===== Record set
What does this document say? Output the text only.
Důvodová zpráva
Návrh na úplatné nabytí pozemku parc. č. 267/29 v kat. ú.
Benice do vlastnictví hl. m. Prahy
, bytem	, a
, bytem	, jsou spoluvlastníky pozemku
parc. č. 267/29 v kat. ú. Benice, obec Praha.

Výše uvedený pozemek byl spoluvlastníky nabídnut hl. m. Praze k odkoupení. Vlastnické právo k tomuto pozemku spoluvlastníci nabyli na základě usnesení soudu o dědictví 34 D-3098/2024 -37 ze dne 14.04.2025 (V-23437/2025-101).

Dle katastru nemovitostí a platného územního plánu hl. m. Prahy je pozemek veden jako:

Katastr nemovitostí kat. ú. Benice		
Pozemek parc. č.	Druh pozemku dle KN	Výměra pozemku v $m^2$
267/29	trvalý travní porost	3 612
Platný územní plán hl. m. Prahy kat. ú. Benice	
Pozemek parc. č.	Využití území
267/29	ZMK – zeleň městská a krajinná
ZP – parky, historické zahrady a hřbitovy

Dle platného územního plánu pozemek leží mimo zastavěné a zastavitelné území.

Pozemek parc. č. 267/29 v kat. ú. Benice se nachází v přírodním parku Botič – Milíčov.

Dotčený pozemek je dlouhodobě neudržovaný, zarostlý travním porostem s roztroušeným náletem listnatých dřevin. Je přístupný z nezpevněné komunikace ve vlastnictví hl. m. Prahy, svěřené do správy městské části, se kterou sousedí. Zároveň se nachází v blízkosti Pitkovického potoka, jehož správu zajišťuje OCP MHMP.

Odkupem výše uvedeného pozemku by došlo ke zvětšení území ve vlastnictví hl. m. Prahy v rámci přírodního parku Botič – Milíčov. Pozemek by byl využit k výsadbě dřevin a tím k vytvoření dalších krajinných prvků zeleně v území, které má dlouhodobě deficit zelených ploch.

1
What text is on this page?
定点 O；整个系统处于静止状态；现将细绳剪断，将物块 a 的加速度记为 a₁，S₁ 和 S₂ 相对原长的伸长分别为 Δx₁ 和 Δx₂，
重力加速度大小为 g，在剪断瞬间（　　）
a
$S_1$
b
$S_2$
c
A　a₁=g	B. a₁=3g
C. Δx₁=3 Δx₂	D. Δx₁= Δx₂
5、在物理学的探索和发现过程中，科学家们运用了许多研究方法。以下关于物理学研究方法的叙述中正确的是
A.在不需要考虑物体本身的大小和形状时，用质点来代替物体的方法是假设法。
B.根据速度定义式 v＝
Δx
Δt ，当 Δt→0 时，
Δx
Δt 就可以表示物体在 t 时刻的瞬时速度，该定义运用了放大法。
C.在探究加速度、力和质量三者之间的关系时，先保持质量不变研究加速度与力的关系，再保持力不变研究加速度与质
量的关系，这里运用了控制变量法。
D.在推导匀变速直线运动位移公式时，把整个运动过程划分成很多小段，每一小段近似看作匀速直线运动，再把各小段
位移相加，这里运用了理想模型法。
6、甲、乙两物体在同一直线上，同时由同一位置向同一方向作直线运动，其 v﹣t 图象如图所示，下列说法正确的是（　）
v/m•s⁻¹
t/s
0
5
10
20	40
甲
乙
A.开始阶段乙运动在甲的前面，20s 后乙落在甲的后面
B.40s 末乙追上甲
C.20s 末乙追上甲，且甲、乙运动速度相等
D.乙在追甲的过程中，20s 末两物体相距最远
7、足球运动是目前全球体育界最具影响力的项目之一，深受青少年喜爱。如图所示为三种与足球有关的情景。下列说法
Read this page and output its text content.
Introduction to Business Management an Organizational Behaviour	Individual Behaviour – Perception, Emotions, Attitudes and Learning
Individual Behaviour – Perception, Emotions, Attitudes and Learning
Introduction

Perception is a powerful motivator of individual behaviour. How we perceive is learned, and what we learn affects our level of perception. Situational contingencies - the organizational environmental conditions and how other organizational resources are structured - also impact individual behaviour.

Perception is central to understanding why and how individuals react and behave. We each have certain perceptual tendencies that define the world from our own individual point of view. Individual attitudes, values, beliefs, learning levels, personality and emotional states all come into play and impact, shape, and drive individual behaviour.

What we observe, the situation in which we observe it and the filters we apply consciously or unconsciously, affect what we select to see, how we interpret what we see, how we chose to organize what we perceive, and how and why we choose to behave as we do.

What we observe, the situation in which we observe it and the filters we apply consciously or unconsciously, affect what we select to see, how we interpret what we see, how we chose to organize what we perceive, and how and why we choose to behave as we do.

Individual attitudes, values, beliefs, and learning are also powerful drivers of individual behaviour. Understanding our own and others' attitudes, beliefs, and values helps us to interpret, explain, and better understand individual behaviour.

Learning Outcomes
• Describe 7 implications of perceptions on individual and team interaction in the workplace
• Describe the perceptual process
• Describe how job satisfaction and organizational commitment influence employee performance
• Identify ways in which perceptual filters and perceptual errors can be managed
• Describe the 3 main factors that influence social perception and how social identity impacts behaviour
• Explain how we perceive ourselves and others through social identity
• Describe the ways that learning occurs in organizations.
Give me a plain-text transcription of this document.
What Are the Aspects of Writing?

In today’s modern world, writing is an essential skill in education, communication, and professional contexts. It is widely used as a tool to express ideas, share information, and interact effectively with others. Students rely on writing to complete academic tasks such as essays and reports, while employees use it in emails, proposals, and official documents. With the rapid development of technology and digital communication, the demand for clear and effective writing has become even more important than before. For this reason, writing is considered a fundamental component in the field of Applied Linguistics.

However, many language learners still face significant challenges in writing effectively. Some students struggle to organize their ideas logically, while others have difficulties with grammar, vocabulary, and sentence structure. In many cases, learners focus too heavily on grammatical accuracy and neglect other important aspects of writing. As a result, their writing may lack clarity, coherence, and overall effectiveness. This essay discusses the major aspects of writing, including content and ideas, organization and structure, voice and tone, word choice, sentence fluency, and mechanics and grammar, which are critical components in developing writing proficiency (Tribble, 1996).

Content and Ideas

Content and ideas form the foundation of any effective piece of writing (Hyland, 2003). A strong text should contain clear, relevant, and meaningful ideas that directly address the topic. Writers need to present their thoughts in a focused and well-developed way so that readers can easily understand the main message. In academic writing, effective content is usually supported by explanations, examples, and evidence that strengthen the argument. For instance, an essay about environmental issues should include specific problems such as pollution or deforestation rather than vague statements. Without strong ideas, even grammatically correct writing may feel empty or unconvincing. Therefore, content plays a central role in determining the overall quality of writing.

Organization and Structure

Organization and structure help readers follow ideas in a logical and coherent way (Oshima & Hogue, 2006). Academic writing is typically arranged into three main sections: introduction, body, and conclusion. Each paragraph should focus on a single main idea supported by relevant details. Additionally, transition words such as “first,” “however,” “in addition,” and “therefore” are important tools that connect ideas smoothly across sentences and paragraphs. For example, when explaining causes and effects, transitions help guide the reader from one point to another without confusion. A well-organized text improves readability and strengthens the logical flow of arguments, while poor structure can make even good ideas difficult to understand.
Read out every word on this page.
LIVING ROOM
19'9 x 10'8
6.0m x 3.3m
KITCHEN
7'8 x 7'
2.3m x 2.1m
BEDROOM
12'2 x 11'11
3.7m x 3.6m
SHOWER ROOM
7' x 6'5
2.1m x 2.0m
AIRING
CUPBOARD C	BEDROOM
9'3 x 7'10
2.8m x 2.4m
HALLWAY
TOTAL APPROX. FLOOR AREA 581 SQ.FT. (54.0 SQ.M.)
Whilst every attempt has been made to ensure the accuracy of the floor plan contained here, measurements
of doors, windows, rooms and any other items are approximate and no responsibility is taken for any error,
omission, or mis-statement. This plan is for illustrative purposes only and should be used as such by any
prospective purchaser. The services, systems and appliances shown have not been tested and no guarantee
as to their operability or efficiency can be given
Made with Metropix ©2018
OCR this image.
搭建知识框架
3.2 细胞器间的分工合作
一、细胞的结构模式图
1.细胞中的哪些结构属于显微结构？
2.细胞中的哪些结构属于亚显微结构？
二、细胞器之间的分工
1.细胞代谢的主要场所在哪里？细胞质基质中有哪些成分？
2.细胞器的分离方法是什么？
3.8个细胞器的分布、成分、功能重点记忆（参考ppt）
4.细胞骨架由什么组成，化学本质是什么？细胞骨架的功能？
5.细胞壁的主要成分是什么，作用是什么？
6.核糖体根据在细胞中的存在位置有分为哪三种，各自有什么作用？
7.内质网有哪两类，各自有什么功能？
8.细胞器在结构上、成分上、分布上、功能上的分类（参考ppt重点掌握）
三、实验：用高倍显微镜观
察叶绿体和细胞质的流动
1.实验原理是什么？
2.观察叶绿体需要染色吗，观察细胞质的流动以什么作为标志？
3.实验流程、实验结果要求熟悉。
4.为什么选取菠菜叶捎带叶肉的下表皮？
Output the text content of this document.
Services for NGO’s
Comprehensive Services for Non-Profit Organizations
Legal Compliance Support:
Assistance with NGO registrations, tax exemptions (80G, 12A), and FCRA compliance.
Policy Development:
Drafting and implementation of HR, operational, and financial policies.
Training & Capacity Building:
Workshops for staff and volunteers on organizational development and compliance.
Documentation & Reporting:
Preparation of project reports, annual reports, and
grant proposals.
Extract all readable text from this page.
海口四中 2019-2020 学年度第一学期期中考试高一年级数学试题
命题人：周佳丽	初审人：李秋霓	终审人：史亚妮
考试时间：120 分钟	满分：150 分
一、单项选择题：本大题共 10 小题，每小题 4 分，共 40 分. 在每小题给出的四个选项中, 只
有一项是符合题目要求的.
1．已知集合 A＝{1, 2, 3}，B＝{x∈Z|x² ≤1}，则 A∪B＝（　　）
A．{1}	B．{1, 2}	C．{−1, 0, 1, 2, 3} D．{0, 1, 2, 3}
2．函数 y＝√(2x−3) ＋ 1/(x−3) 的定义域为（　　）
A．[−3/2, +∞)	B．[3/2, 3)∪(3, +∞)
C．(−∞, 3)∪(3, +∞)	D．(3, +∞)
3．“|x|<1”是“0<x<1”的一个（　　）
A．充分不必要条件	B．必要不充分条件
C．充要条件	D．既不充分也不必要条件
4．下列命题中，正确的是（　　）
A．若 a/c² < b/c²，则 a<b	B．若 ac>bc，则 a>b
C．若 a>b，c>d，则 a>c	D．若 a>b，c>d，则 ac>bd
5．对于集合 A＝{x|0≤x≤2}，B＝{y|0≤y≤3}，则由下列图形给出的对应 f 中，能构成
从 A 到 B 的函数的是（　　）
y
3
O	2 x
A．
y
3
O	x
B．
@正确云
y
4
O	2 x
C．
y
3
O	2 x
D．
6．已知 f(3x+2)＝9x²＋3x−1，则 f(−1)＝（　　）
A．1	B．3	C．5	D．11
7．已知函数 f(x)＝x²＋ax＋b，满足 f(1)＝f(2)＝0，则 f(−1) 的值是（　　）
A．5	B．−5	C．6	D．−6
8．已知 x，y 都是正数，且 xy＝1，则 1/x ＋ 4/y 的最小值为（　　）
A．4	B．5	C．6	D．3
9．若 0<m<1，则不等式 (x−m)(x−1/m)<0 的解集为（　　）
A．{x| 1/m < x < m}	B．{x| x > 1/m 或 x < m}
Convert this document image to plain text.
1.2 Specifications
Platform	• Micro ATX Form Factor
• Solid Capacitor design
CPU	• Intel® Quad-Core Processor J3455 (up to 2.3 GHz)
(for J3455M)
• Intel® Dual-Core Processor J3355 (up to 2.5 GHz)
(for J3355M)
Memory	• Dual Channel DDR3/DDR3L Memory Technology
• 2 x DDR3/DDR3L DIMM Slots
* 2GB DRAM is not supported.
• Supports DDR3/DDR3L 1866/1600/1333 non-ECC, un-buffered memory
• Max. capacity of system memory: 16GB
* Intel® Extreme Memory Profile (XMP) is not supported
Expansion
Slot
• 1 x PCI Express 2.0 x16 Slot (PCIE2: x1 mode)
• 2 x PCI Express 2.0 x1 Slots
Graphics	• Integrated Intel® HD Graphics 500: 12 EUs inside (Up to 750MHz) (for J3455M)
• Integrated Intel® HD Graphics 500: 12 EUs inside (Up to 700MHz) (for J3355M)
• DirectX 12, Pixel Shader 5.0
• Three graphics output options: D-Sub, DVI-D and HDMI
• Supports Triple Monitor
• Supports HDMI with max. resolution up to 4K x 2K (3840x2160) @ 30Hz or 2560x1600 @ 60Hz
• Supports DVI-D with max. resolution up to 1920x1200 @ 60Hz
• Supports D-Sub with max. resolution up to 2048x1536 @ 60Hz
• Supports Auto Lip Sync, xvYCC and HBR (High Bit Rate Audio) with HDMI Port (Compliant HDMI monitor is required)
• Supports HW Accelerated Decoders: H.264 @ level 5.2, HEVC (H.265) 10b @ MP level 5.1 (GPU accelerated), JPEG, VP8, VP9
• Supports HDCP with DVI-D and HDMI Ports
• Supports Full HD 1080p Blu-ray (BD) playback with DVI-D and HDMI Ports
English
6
==========
▶ _To do_
Go through the entries and return each line where the word "plánu" appears.

▶ _In response_
Dle katastru nemovitostí a platného územního plánu hl. m. Prahy je pozemek veden jako:
Dle platného územního plánu pozemek leží mimo zastavěné a zastavitelné území.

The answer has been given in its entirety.